Data tied to figure images:
========

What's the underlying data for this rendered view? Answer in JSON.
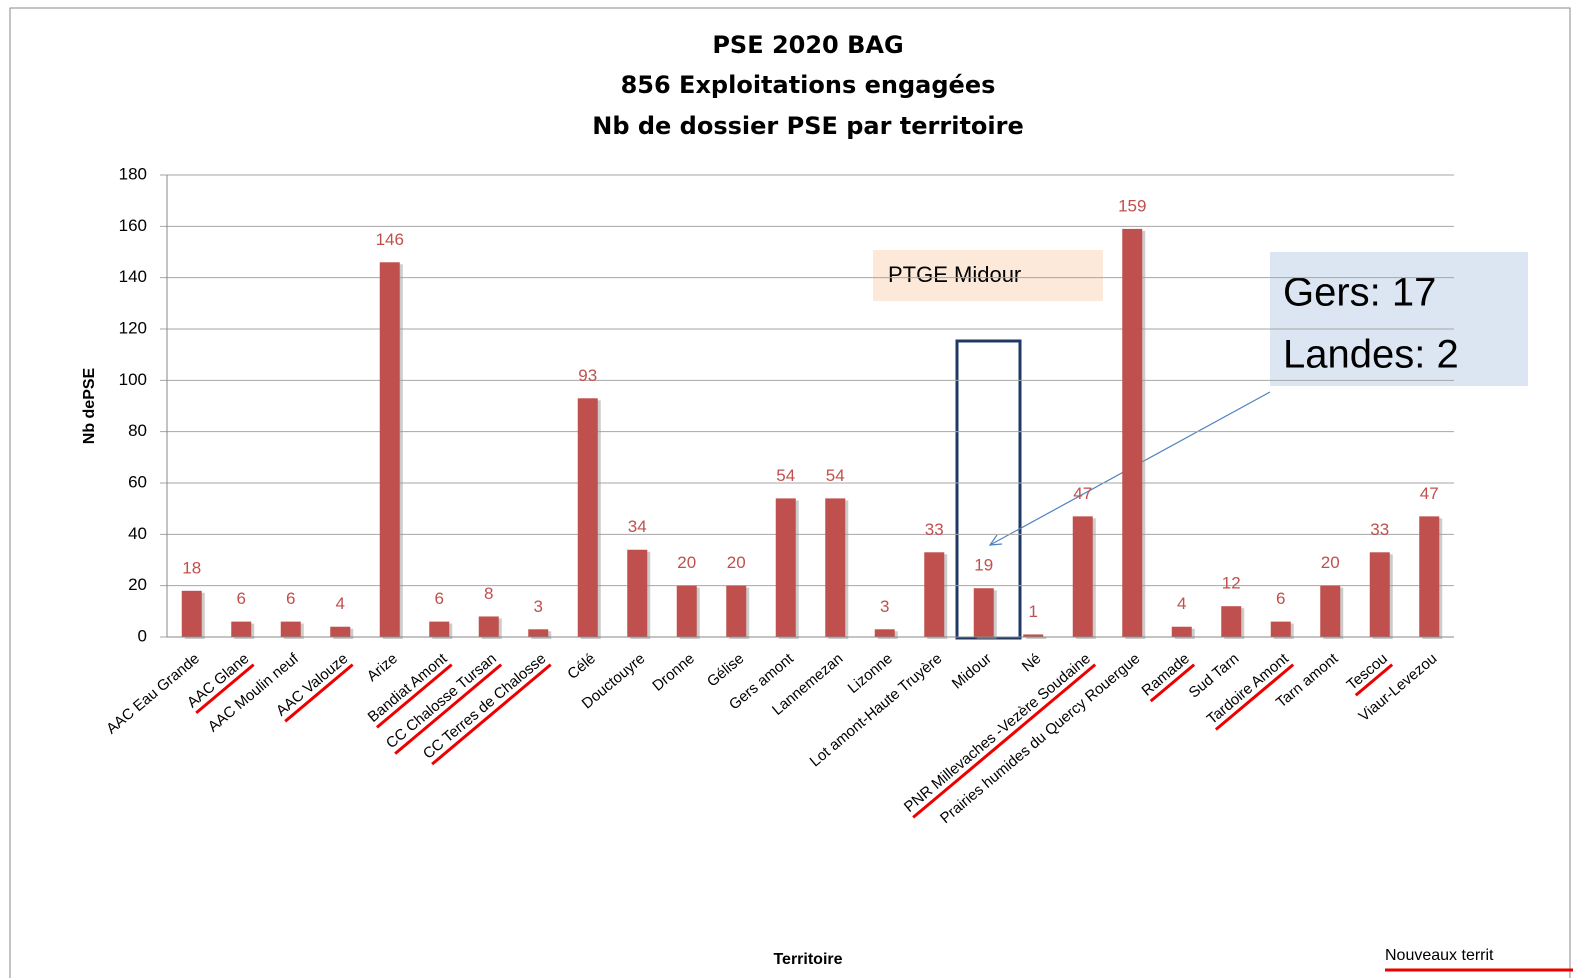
{
  "chart_data": {
    "type": "bar",
    "title": [
      "PSE 2020 BAG",
      "856 Exploitations engagées",
      "Nb de dossier PSE par territoire"
    ],
    "xlabel": "Territoire",
    "ylabel": "Nb dePSE",
    "categories": [
      "AAC Eau Grande",
      "AAC Glane",
      "AAC Moulin neuf",
      "AAC Valouze",
      "Arize",
      "Bandiat Amont",
      "CC Chalosse Tursan",
      "CC Terres de Chalosse",
      "Célé",
      "Douctouyre",
      "Dronne",
      "Gélise",
      "Gers amont",
      "Lannemezan",
      "Lizonne",
      "Lot amont-Haute Truyère",
      "Midour",
      "Né",
      "PNR Millevaches -Vezère Soudaine",
      "Prairies humides du Quercy Rouergue",
      "Ramade",
      "Sud Tarn",
      "Tardoire Amont",
      "Tarn amont",
      "Tescou",
      "Viaur-Levezou"
    ],
    "values": [
      18,
      6,
      6,
      4,
      146,
      6,
      8,
      3,
      93,
      34,
      20,
      20,
      54,
      54,
      3,
      33,
      19,
      1,
      47,
      159,
      4,
      12,
      6,
      20,
      33,
      47
    ],
    "color": "#c0504d",
    "ylim": [
      0,
      180
    ],
    "yticks": [
      0,
      20,
      40,
      60,
      80,
      100,
      120,
      140,
      160,
      180
    ],
    "grid": true,
    "annotations": [
      "PTGE Midour",
      "Gers: 17",
      "Landes: 2",
      "Nouveaux territ"
    ]
  }
}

========

• [Aim of the task] Reproduce the whole listing word for word, setting aside any pictures.

• [Task output]
What's the underlying data for this rendered view? Answer in JSON.
{
  "chart_data": {
    "type": "bar",
    "title": [
      "PSE 2020 BAG",
      "856 Exploitations engagées",
      "Nb de dossier PSE par territoire"
    ],
    "xlabel": "Territoire",
    "ylabel": "Nb dePSE",
    "categories": [
      "AAC Eau Grande",
      "AAC Glane",
      "AAC Moulin neuf",
      "AAC Valouze",
      "Arize",
      "Bandiat Amont",
      "CC Chalosse Tursan",
      "CC Terres de Chalosse",
      "Célé",
      "Douctouyre",
      "Dronne",
      "Gélise",
      "Gers amont",
      "Lannemezan",
      "Lizonne",
      "Lot amont-Haute Truyère",
      "Midour",
      "Né",
      "PNR Millevaches -Vezère Soudaine",
      "Prairies humides du Quercy Rouergue",
      "Ramade",
      "Sud Tarn",
      "Tardoire Amont",
      "Tarn amont",
      "Tescou",
      "Viaur-Levezou"
    ],
    "values": [
      18,
      6,
      6,
      4,
      146,
      6,
      8,
      3,
      93,
      34,
      20,
      20,
      54,
      54,
      3,
      33,
      19,
      1,
      47,
      159,
      4,
      12,
      6,
      20,
      33,
      47
    ],
    "color": "#c0504d",
    "ylim": [
      0,
      180
    ],
    "yticks": [
      0,
      20,
      40,
      60,
      80,
      100,
      120,
      140,
      160,
      180
    ],
    "grid": true,
    "annotations": [
      "PTGE Midour",
      "Gers: 17",
      "Landes: 2",
      "Nouveaux territ"
    ]
  }
}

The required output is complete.